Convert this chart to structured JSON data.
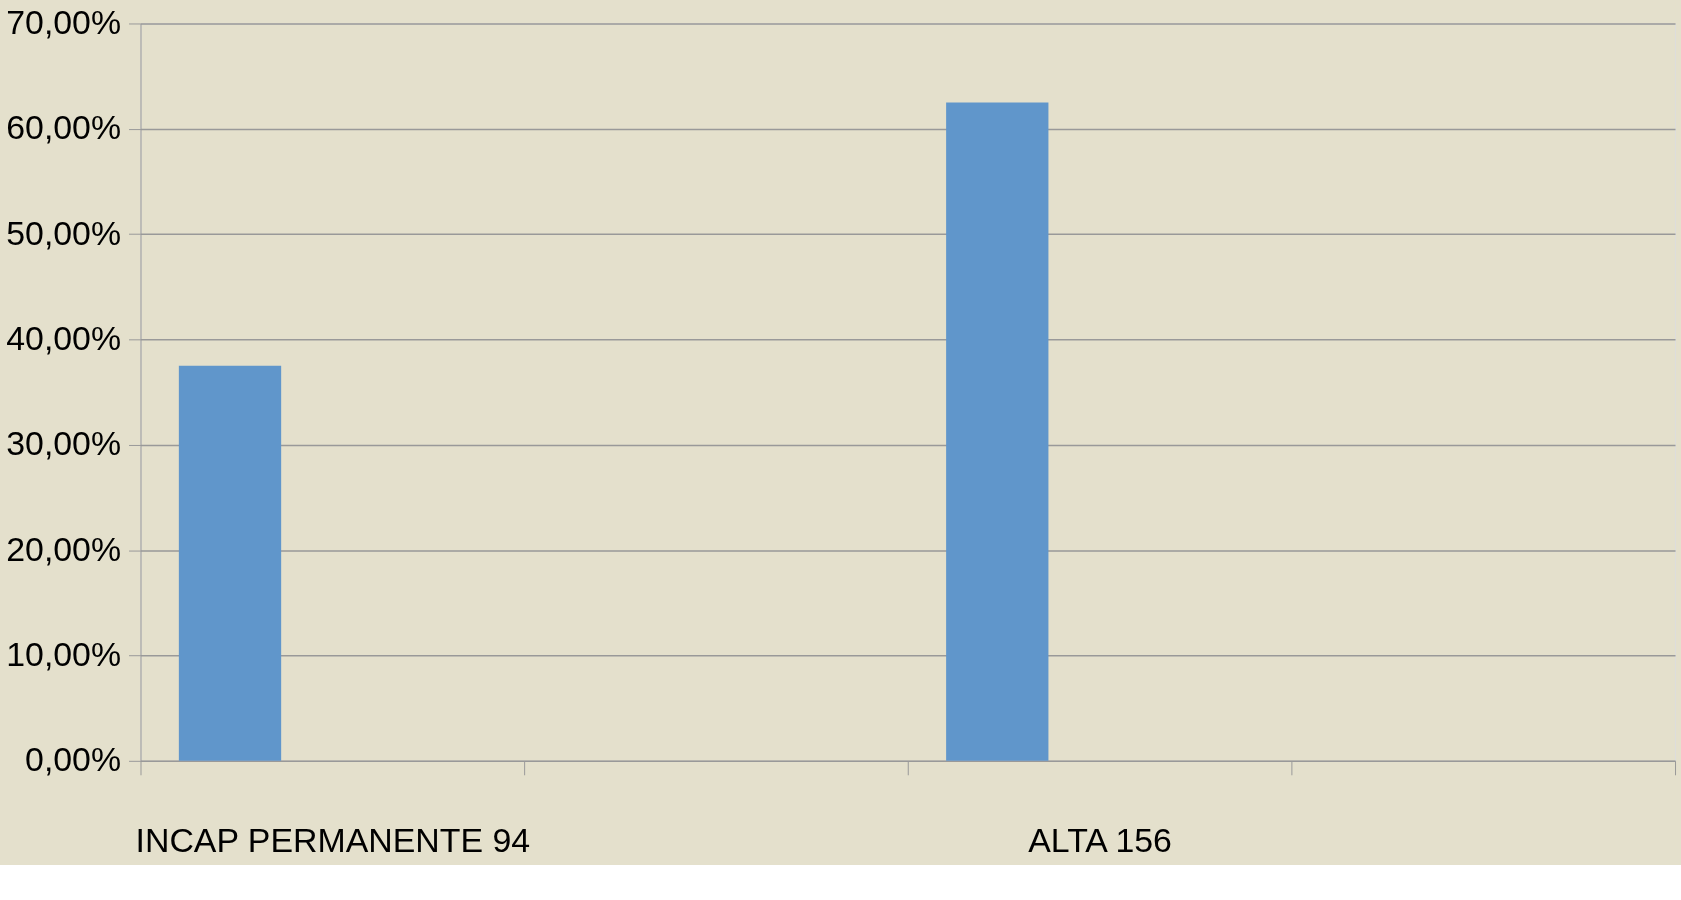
{
  "chart_data": {
    "type": "bar",
    "categories": [
      "INCAP PERMANENTE 94",
      null,
      "ALTA 156",
      null
    ],
    "series": [
      {
        "color": "#6096cb",
        "values": [
          37.5,
          null,
          62.5,
          null
        ]
      }
    ],
    "ylim": [
      0,
      70
    ],
    "yticks": [
      {
        "value": 0,
        "label": "0,00%"
      },
      {
        "value": 10,
        "label": "10,00%"
      },
      {
        "value": 20,
        "label": "20,00%"
      },
      {
        "value": 30,
        "label": "30,00%"
      },
      {
        "value": 40,
        "label": "40,00%"
      },
      {
        "value": 50,
        "label": "50,00%"
      },
      {
        "value": 60,
        "label": "60,00%"
      },
      {
        "value": 70,
        "label": "70,00%"
      }
    ],
    "grid": "y"
  }
}
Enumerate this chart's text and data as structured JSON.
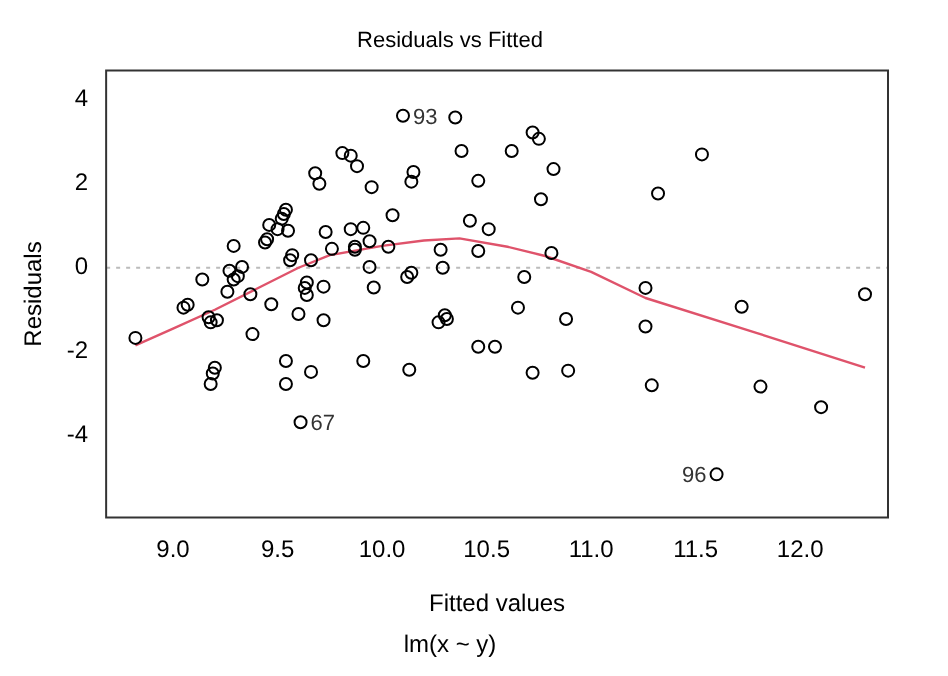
{
  "chart_data": {
    "type": "scatter",
    "title": "Residuals vs Fitted",
    "xlabel": "Fitted values",
    "ylabel": "Residuals",
    "xlim": [
      8.68,
      12.42
    ],
    "ylim": [
      -5.95,
      4.7
    ],
    "xticks": [
      {
        "value": 9,
        "label": "9.0"
      },
      {
        "value": 9.5,
        "label": "9.5"
      },
      {
        "value": 10,
        "label": "10.0"
      },
      {
        "value": 10.5,
        "label": "10.5"
      },
      {
        "value": 11,
        "label": "11.0"
      },
      {
        "value": 11.5,
        "label": "11.5"
      },
      {
        "value": 12,
        "label": "12.0"
      }
    ],
    "yticks": [
      -4,
      -2,
      0,
      2,
      4
    ],
    "grid": false,
    "legend": false,
    "marker": "circle",
    "series": [
      {
        "type": "scatter",
        "color": "#000000",
        "x": [
          8.82,
          9.05,
          9.07,
          9.14,
          9.17,
          9.18,
          9.21,
          9.18,
          9.19,
          9.2,
          9.26,
          9.27,
          9.29,
          9.31,
          9.33,
          9.29,
          9.37,
          9.38,
          9.44,
          9.45,
          9.46,
          9.47,
          9.5,
          9.52,
          9.53,
          9.54,
          9.55,
          9.54,
          9.54,
          9.56,
          9.57,
          9.6,
          9.61,
          9.63,
          9.64,
          9.64,
          9.66,
          9.66,
          9.68,
          9.7,
          9.72,
          9.72,
          9.73,
          9.76,
          9.81,
          9.85,
          9.85,
          9.87,
          9.87,
          9.88,
          9.91,
          9.91,
          9.94,
          9.94,
          9.95,
          9.96,
          10.03,
          10.05,
          10.1,
          10.12,
          10.13,
          10.14,
          10.14,
          10.15,
          10.27,
          10.28,
          10.29,
          10.3,
          10.31,
          10.35,
          10.38,
          10.42,
          10.46,
          10.46,
          10.46,
          10.51,
          10.54,
          10.62,
          10.65,
          10.68,
          10.72,
          10.72,
          10.75,
          10.76,
          10.81,
          10.82,
          10.88,
          10.89,
          11.26,
          11.26,
          11.29,
          11.32,
          11.53,
          11.6,
          11.72,
          11.81,
          12.1,
          12.31
        ],
        "values": [
          -1.67,
          -0.95,
          -0.88,
          -0.28,
          -1.18,
          -1.3,
          -1.25,
          -2.77,
          -2.52,
          -2.38,
          -0.57,
          -0.07,
          -0.28,
          -0.2,
          0.02,
          0.52,
          -0.63,
          -1.58,
          0.6,
          0.68,
          1.02,
          -0.87,
          0.92,
          1.17,
          1.28,
          1.38,
          0.88,
          -2.22,
          -2.77,
          0.18,
          0.3,
          -1.1,
          -3.68,
          -0.48,
          -0.35,
          -0.65,
          0.18,
          -2.48,
          2.25,
          2.0,
          -0.45,
          -1.25,
          0.85,
          0.45,
          2.73,
          2.67,
          0.92,
          0.5,
          0.43,
          2.42,
          0.95,
          -2.22,
          0.63,
          0.02,
          1.92,
          -0.47,
          0.5,
          1.25,
          3.62,
          -0.22,
          -2.43,
          -0.12,
          2.05,
          2.28,
          -1.3,
          0.43,
          0.0,
          -1.13,
          -1.22,
          3.58,
          2.78,
          1.12,
          2.07,
          0.4,
          -1.88,
          0.92,
          -1.88,
          2.78,
          -0.95,
          -0.22,
          3.22,
          -2.5,
          3.07,
          1.63,
          0.35,
          2.35,
          -1.22,
          -2.45,
          -0.48,
          -1.4,
          -2.8,
          1.77,
          2.7,
          -4.92,
          -0.93,
          -2.83,
          -3.32,
          -0.63
        ]
      },
      {
        "type": "line",
        "color": "#df536b",
        "marker": "none",
        "line_style": "solid",
        "x": [
          8.82,
          9.0,
          9.2,
          9.4,
          9.6,
          9.75,
          10.0,
          10.2,
          10.37,
          10.6,
          10.78,
          11.0,
          11.26,
          11.79,
          12.31
        ],
        "values": [
          -1.85,
          -1.45,
          -1.0,
          -0.5,
          0.0,
          0.3,
          0.52,
          0.65,
          0.7,
          0.5,
          0.28,
          -0.1,
          -0.72,
          -1.55,
          -2.38
        ]
      }
    ],
    "ref_lines": [
      {
        "axis": "y",
        "value": 0,
        "color": "#bbbbbb",
        "line_style": "dotted"
      }
    ],
    "annotations": [
      {
        "text": "93",
        "x": 10.1,
        "y": 3.62
      },
      {
        "text": "67",
        "x": 9.61,
        "y": -3.68
      },
      {
        "text": "96",
        "x": 11.6,
        "y": -4.92
      },
      "lm(x ~ y)"
    ]
  }
}
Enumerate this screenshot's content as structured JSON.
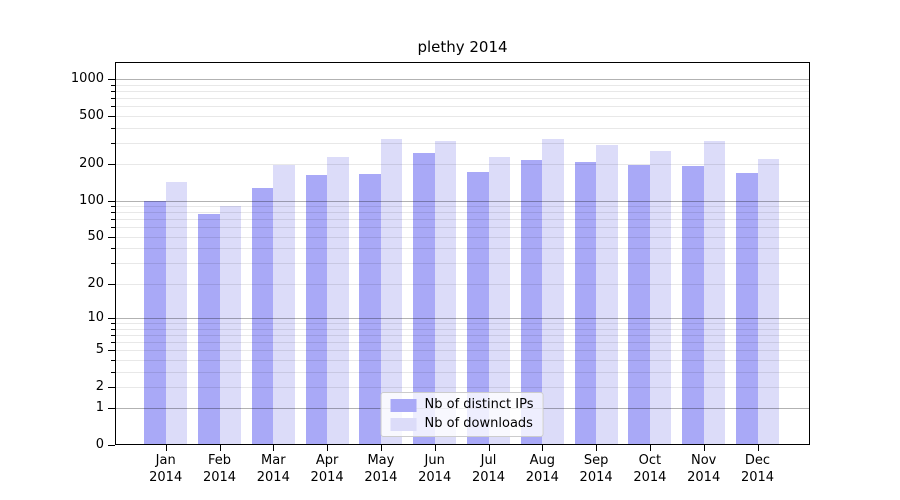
{
  "chart_data": {
    "type": "bar",
    "title": "plethy 2014",
    "categories": [
      "Jan",
      "Feb",
      "Mar",
      "Apr",
      "May",
      "Jun",
      "Jul",
      "Aug",
      "Sep",
      "Oct",
      "Nov",
      "Dec"
    ],
    "x_tick_year": "2014",
    "series": [
      {
        "name": "Nb of distinct IPs",
        "color": "#a9a9f7",
        "values": [
          100,
          77,
          128,
          164,
          168,
          248,
          172,
          216,
          210,
          197,
          195,
          169
        ]
      },
      {
        "name": "Nb of downloads",
        "color": "#dcdcf9",
        "values": [
          142,
          90,
          197,
          230,
          322,
          312,
          228,
          326,
          288,
          256,
          312,
          220
        ]
      }
    ],
    "y_axis": {
      "scale": "log1p",
      "ticks": [
        0,
        1,
        2,
        5,
        10,
        20,
        50,
        100,
        200,
        500,
        1000
      ],
      "major_gridlines": [
        1,
        10,
        100,
        1000
      ],
      "top": 1390
    },
    "xlabel": "",
    "ylabel": "",
    "legend_position": "lower center",
    "grid": true
  }
}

§

◆ WRITTEN INSTRUCTION
Without including any pictures, please restate all the records exactly.

◆ RESPONSE
Convert this chart to structured JSON data.
{
  "chart_data": {
    "type": "bar",
    "categories": [
      "INCAP PERMANENTE 94",
      null,
      "ALTA 156",
      null
    ],
    "series": [
      {
        "color": "#6096cb",
        "values": [
          37.5,
          null,
          62.5,
          null
        ]
      }
    ],
    "ylim": [
      0,
      70
    ],
    "yticks": [
      {
        "value": 0,
        "label": "0,00%"
      },
      {
        "value": 10,
        "label": "10,00%"
      },
      {
        "value": 20,
        "label": "20,00%"
      },
      {
        "value": 30,
        "label": "30,00%"
      },
      {
        "value": 40,
        "label": "40,00%"
      },
      {
        "value": 50,
        "label": "50,00%"
      },
      {
        "value": 60,
        "label": "60,00%"
      },
      {
        "value": 70,
        "label": "70,00%"
      }
    ],
    "grid": "y"
  }
}
Enumerate this chart's text and data as structured JSON.
{
  "chart_data": {
    "type": "scatter",
    "title": "Residuals vs Fitted",
    "xlabel": "Fitted values",
    "ylabel": "Residuals",
    "xlim": [
      8.68,
      12.42
    ],
    "ylim": [
      -5.95,
      4.7
    ],
    "xticks": [
      {
        "value": 9,
        "label": "9.0"
      },
      {
        "value": 9.5,
        "label": "9.5"
      },
      {
        "value": 10,
        "label": "10.0"
      },
      {
        "value": 10.5,
        "label": "10.5"
      },
      {
        "value": 11,
        "label": "11.0"
      },
      {
        "value": 11.5,
        "label": "11.5"
      },
      {
        "value": 12,
        "label": "12.0"
      }
    ],
    "yticks": [
      -4,
      -2,
      0,
      2,
      4
    ],
    "grid": false,
    "legend": false,
    "marker": "circle",
    "series": [
      {
        "type": "scatter",
        "color": "#000000",
        "x": [
          8.82,
          9.05,
          9.07,
          9.14,
          9.17,
          9.18,
          9.21,
          9.18,
          9.19,
          9.2,
          9.26,
          9.27,
          9.29,
          9.31,
          9.33,
          9.29,
          9.37,
          9.38,
          9.44,
          9.45,
          9.46,
          9.47,
          9.5,
          9.52,
          9.53,
          9.54,
          9.55,
          9.54,
          9.54,
          9.56,
          9.57,
          9.6,
          9.61,
          9.63,
          9.64,
          9.64,
          9.66,
          9.66,
          9.68,
          9.7,
          9.72,
          9.72,
          9.73,
          9.76,
          9.81,
          9.85,
          9.85,
          9.87,
          9.87,
          9.88,
          9.91,
          9.91,
          9.94,
          9.94,
          9.95,
          9.96,
          10.03,
          10.05,
          10.1,
          10.12,
          10.13,
          10.14,
          10.14,
          10.15,
          10.27,
          10.28,
          10.29,
          10.3,
          10.31,
          10.35,
          10.38,
          10.42,
          10.46,
          10.46,
          10.46,
          10.51,
          10.54,
          10.62,
          10.65,
          10.68,
          10.72,
          10.72,
          10.75,
          10.76,
          10.81,
          10.82,
          10.88,
          10.89,
          11.26,
          11.26,
          11.29,
          11.32,
          11.53,
          11.6,
          11.72,
          11.81,
          12.1,
          12.31
        ],
        "values": [
          -1.67,
          -0.95,
          -0.88,
          -0.28,
          -1.18,
          -1.3,
          -1.25,
          -2.77,
          -2.52,
          -2.38,
          -0.57,
          -0.07,
          -0.28,
          -0.2,
          0.02,
          0.52,
          -0.63,
          -1.58,
          0.6,
          0.68,
          1.02,
          -0.87,
          0.92,
          1.17,
          1.28,
          1.38,
          0.88,
          -2.22,
          -2.77,
          0.18,
          0.3,
          -1.1,
          -3.68,
          -0.48,
          -0.35,
          -0.65,
          0.18,
          -2.48,
          2.25,
          2.0,
          -0.45,
          -1.25,
          0.85,
          0.45,
          2.73,
          2.67,
          0.92,
          0.5,
          0.43,
          2.42,
          0.95,
          -2.22,
          0.63,
          0.02,
          1.92,
          -0.47,
          0.5,
          1.25,
          3.62,
          -0.22,
          -2.43,
          -0.12,
          2.05,
          2.28,
          -1.3,
          0.43,
          0.0,
          -1.13,
          -1.22,
          3.58,
          2.78,
          1.12,
          2.07,
          0.4,
          -1.88,
          0.92,
          -1.88,
          2.78,
          -0.95,
          -0.22,
          3.22,
          -2.5,
          3.07,
          1.63,
          0.35,
          2.35,
          -1.22,
          -2.45,
          -0.48,
          -1.4,
          -2.8,
          1.77,
          2.7,
          -4.92,
          -0.93,
          -2.83,
          -3.32,
          -0.63
        ]
      },
      {
        "type": "line",
        "color": "#df536b",
        "marker": "none",
        "line_style": "solid",
        "x": [
          8.82,
          9.0,
          9.2,
          9.4,
          9.6,
          9.75,
          10.0,
          10.2,
          10.37,
          10.6,
          10.78,
          11.0,
          11.26,
          11.79,
          12.31
        ],
        "values": [
          -1.85,
          -1.45,
          -1.0,
          -0.5,
          0.0,
          0.3,
          0.52,
          0.65,
          0.7,
          0.5,
          0.28,
          -0.1,
          -0.72,
          -1.55,
          -2.38
        ]
      }
    ],
    "ref_lines": [
      {
        "axis": "y",
        "value": 0,
        "color": "#bbbbbb",
        "line_style": "dotted"
      }
    ],
    "annotations": [
      {
        "text": "93",
        "x": 10.1,
        "y": 3.62
      },
      {
        "text": "67",
        "x": 9.61,
        "y": -3.68
      },
      {
        "text": "96",
        "x": 11.6,
        "y": -4.92
      },
      "lm(x ~ y)"
    ]
  }
}
Enumerate this screenshot's content as structured JSON.
{
  "chart_data": {
    "type": "bar",
    "title": "plethy 2014",
    "categories": [
      "Jan",
      "Feb",
      "Mar",
      "Apr",
      "May",
      "Jun",
      "Jul",
      "Aug",
      "Sep",
      "Oct",
      "Nov",
      "Dec"
    ],
    "x_tick_year": "2014",
    "series": [
      {
        "name": "Nb of distinct IPs",
        "color": "#a9a9f7",
        "values": [
          100,
          77,
          128,
          164,
          168,
          248,
          172,
          216,
          210,
          197,
          195,
          169
        ]
      },
      {
        "name": "Nb of downloads",
        "color": "#dcdcf9",
        "values": [
          142,
          90,
          197,
          230,
          322,
          312,
          228,
          326,
          288,
          256,
          312,
          220
        ]
      }
    ],
    "y_axis": {
      "scale": "log1p",
      "ticks": [
        0,
        1,
        2,
        5,
        10,
        20,
        50,
        100,
        200,
        500,
        1000
      ],
      "major_gridlines": [
        1,
        10,
        100,
        1000
      ],
      "top": 1390
    },
    "xlabel": "",
    "ylabel": "",
    "legend_position": "lower center",
    "grid": true
  }
}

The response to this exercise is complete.